#### [Exercise instructions]
Write out the records word for word, with no pictures.

#### [Exercise data]
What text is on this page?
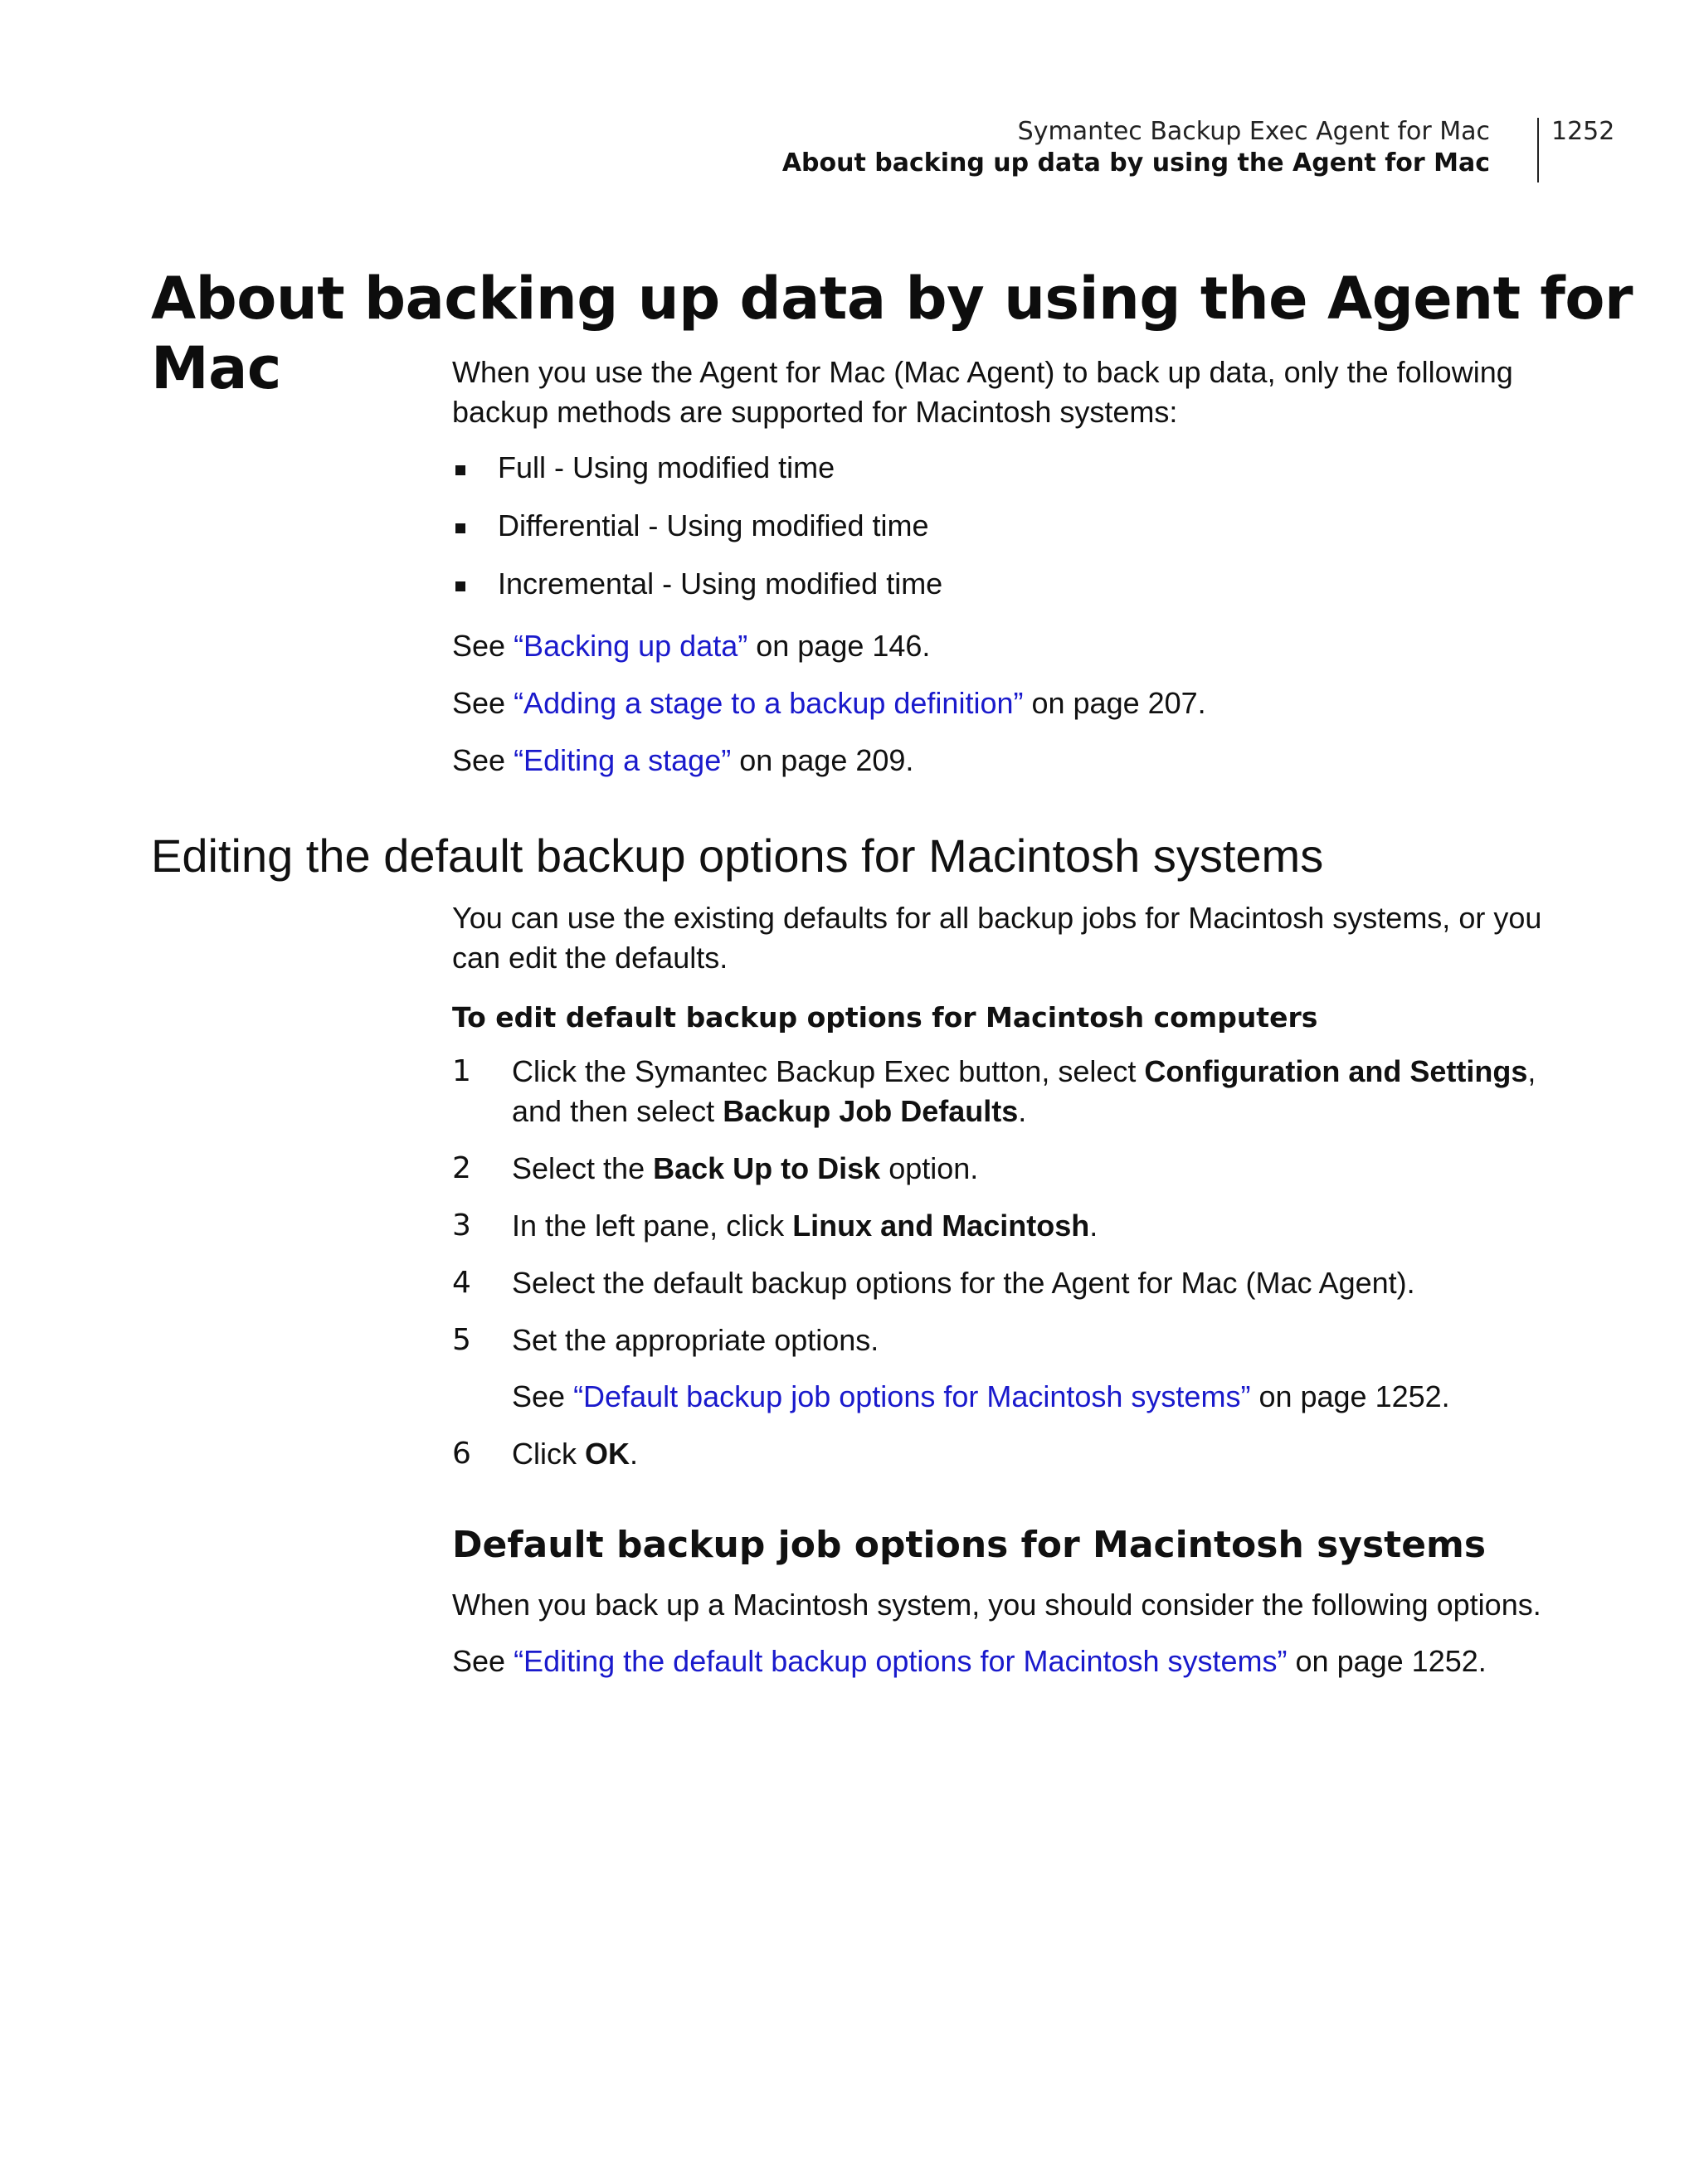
Symantec Backup Exec Agent for Mac
About backing up data by using the Agent for Mac
1252
About backing up data by using the Agent for Mac	When you use the Agent for Mac (Mac Agent) to back up data, only the following backup methods are supported for Macintosh systems:

Full - Using modified time
Differential - Using modified time
Incremental - Using modified time

See “Backing up data” on page 146.

See “Adding a stage to a backup definition” on page 207.

See “Editing a stage” on page 209.

Editing the default backup options for Macintosh systems

You can use the existing defaults for all backup jobs for Macintosh systems, or you can edit the defaults.

To edit default backup options for Macintosh computers

1 Click the Symantec Backup Exec button, select Configuration and Settings, and then select Backup Job Defaults.
2 Select the Back Up to Disk option.
3 In the left pane, click Linux and Macintosh.
4 Select the default backup options for the Agent for Mac (Mac Agent).
5 Set the appropriate options.
See “Default backup job options for Macintosh systems” on page 1252.
6 Click OK.
Default backup job options for Macintosh systems

When you back up a Macintosh system, you should consider the following options.

See “Editing the default backup options for Macintosh systems” on page 1252.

#### [Finished task]
What text is on this page?
Symantec Backup Exec Agent for Mac
About backing up data by using the Agent for Mac
1252
About backing up data by using the Agent for Mac	When you use the Agent for Mac (Mac Agent) to back up data, only the following backup methods are supported for Macintosh systems:

Full - Using modified time
Differential - Using modified time
Incremental - Using modified time

See “Backing up data” on page 146.

See “Adding a stage to a backup definition” on page 207.

See “Editing a stage” on page 209.

Editing the default backup options for Macintosh systems

You can use the existing defaults for all backup jobs for Macintosh systems, or you can edit the defaults.

To edit default backup options for Macintosh computers

1 Click the Symantec Backup Exec button, select Configuration and Settings, and then select Backup Job Defaults.
2 Select the Back Up to Disk option.
3 In the left pane, click Linux and Macintosh.
4 Select the default backup options for the Agent for Mac (Mac Agent).
5 Set the appropriate options.
See “Default backup job options for Macintosh systems” on page 1252.
6 Click OK.
Default backup job options for Macintosh systems

When you back up a Macintosh system, you should consider the following options.

See “Editing the default backup options for Macintosh systems” on page 1252.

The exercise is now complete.